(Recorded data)
------------

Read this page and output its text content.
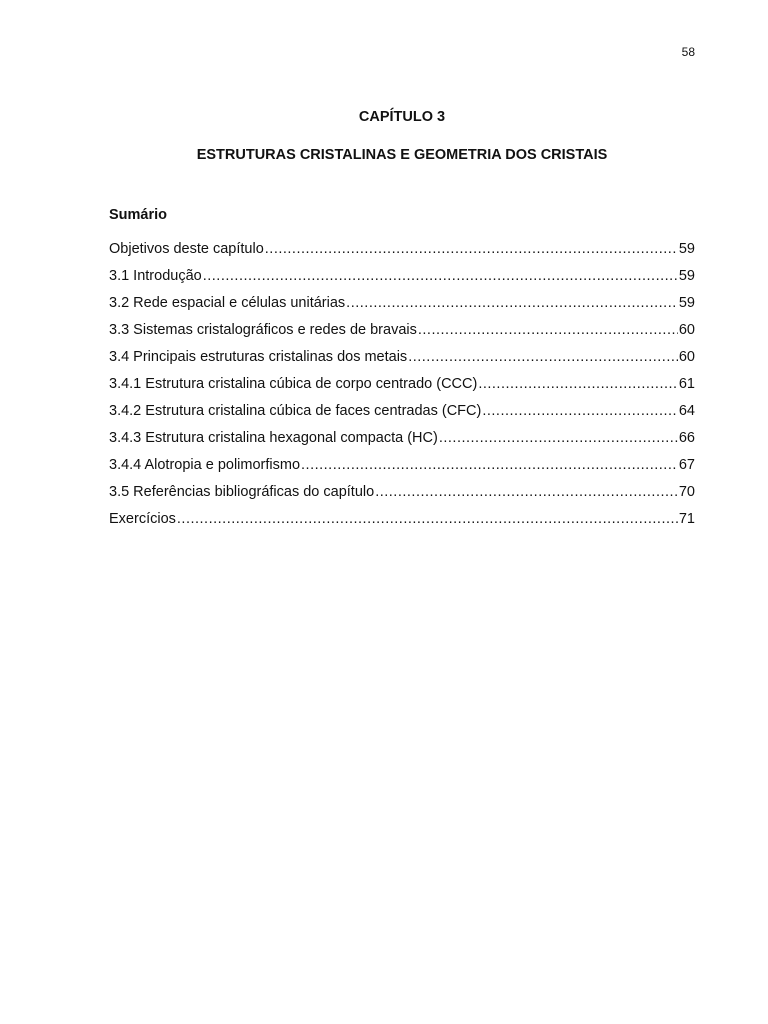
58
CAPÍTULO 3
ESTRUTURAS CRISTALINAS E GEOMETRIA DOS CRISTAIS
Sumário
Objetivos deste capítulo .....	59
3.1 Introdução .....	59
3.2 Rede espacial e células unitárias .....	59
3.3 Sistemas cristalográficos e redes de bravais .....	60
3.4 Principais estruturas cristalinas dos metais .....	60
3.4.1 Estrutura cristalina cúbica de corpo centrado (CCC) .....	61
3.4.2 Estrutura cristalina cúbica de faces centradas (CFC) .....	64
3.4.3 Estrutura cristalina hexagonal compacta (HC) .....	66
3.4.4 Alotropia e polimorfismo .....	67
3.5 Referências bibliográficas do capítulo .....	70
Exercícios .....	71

------------

◆ Task:
Return to the listing above and set it down exactly, leaving out its pictures.

◆ Correct output:
Read this page and output its text content.
58
CAPÍTULO 3
ESTRUTURAS CRISTALINAS E GEOMETRIA DOS CRISTAIS
Sumário
Objetivos deste capítulo .....	59
3.1 Introdução .....	59
3.2 Rede espacial e células unitárias .....	59
3.3 Sistemas cristalográficos e redes de bravais .....	60
3.4 Principais estruturas cristalinas dos metais .....	60
3.4.1 Estrutura cristalina cúbica de corpo centrado (CCC) .....	61
3.4.2 Estrutura cristalina cúbica de faces centradas (CFC) .....	64
3.4.3 Estrutura cristalina hexagonal compacta (HC) .....	66
3.4.4 Alotropia e polimorfismo .....	67
3.5 Referências bibliográficas do capítulo .....	70
Exercícios .....	71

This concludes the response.